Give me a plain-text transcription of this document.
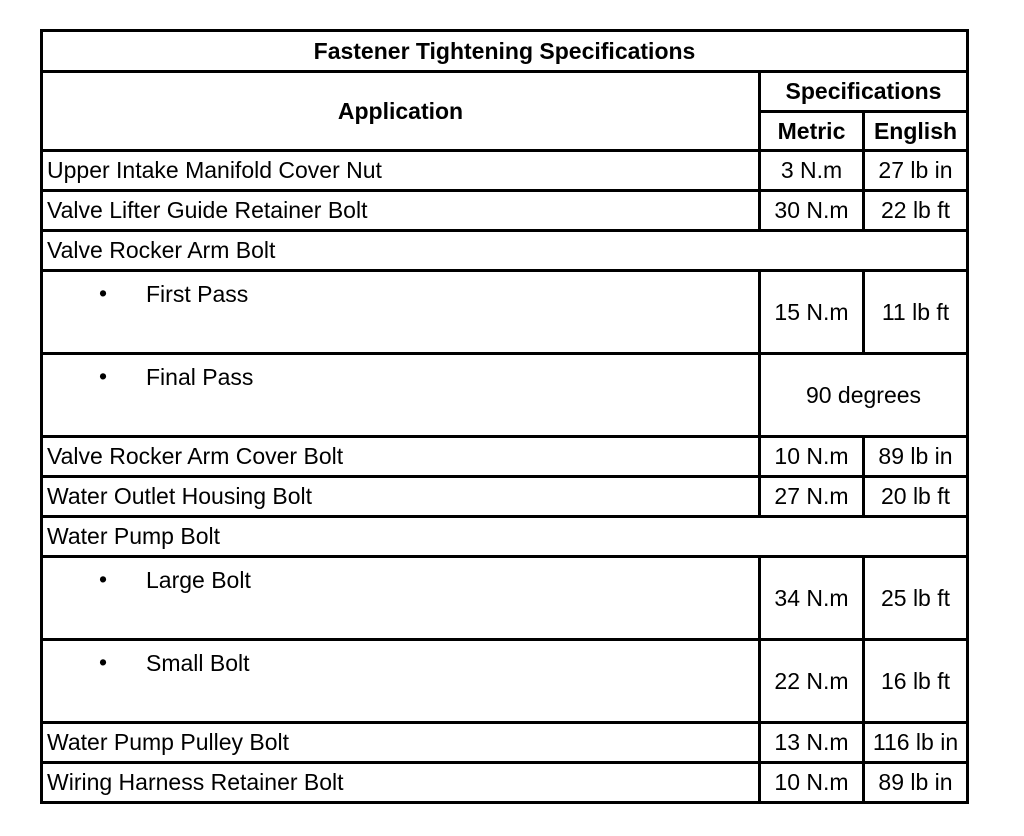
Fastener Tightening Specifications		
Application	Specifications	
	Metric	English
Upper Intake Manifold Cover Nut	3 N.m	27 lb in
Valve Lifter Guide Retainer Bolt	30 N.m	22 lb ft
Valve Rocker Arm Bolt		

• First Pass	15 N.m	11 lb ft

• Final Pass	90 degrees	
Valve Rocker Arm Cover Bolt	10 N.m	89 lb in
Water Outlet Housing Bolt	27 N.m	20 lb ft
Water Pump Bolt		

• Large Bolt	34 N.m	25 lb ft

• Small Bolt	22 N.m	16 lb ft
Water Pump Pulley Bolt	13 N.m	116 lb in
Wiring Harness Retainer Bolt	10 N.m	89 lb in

::::::::::

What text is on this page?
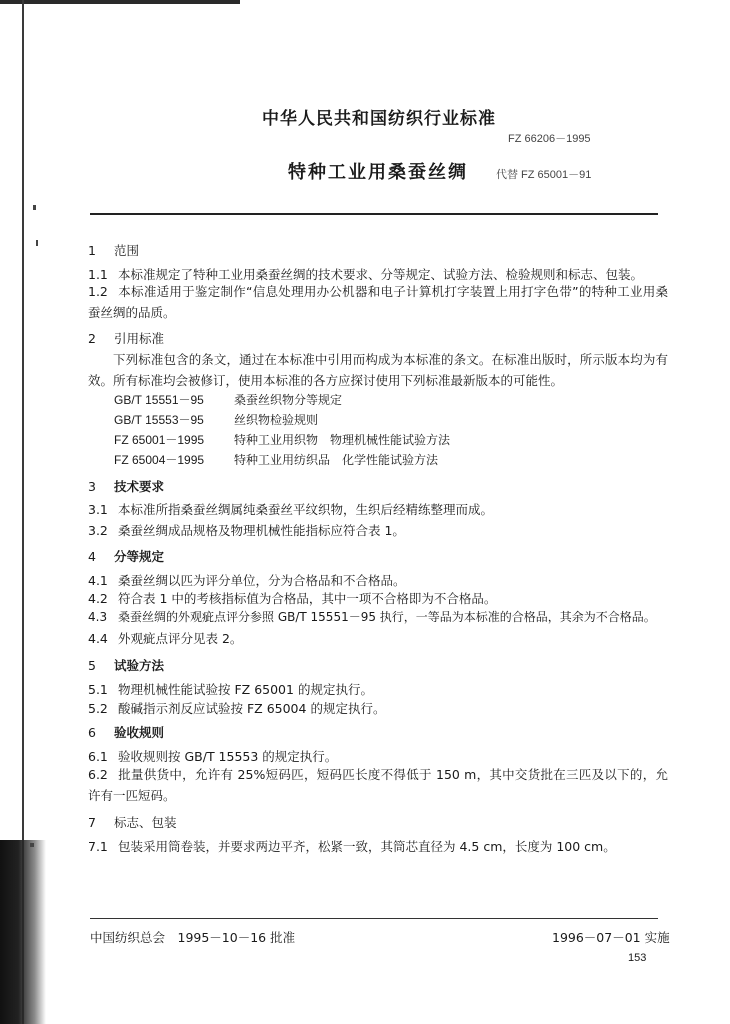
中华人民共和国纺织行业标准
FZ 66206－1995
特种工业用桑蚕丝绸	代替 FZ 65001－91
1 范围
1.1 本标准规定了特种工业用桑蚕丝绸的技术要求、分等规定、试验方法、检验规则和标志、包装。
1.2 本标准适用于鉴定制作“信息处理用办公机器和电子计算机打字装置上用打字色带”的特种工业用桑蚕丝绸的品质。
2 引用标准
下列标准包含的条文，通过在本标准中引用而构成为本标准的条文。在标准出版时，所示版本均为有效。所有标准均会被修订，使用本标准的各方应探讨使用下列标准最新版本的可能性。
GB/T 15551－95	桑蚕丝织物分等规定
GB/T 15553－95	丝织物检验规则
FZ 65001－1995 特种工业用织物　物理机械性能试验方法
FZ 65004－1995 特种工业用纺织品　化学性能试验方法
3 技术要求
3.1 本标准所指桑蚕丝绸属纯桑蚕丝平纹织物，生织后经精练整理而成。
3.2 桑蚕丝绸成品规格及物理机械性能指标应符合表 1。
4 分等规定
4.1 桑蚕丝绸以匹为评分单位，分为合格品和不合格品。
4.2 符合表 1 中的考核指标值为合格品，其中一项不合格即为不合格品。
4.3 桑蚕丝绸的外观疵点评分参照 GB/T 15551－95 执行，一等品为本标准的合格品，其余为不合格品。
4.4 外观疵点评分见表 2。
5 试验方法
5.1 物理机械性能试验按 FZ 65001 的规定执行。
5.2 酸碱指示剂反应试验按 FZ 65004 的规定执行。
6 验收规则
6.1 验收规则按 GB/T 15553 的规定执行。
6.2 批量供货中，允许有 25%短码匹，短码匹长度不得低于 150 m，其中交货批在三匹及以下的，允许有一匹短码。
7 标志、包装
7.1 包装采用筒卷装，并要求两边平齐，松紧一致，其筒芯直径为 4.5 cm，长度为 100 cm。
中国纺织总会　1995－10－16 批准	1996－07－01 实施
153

::::::::::

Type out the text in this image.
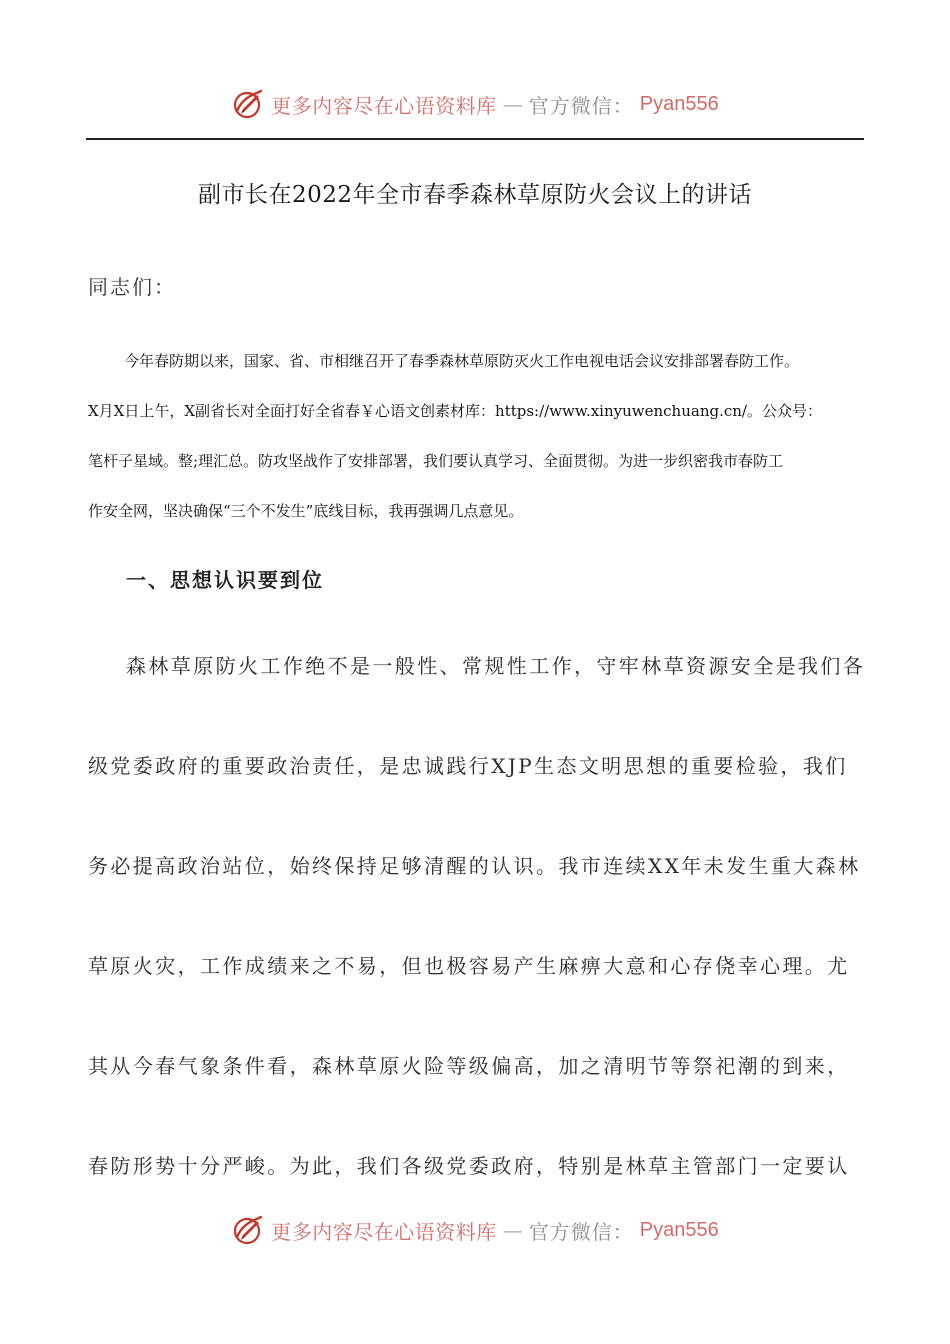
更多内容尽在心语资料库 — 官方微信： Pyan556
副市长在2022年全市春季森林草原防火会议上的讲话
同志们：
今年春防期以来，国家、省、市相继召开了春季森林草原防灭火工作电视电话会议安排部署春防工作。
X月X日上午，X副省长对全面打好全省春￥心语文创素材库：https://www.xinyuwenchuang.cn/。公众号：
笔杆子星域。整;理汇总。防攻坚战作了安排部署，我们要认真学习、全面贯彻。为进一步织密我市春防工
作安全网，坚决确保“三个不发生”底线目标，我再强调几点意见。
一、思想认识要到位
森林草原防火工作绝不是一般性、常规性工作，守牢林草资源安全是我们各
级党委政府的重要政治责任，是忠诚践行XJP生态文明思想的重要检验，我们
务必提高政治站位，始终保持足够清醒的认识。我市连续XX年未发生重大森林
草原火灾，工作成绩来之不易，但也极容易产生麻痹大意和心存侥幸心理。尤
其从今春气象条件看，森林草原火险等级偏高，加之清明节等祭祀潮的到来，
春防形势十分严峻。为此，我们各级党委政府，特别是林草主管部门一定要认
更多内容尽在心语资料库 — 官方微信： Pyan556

::::::::::

The request: Check each line above for "Cover" and return the ones that have it.

Task output:
Upper Intake Manifold Cover Nut	3 N.m	27 lb in
Valve Rocker Arm Cover Bolt	10 N.m	89 lb in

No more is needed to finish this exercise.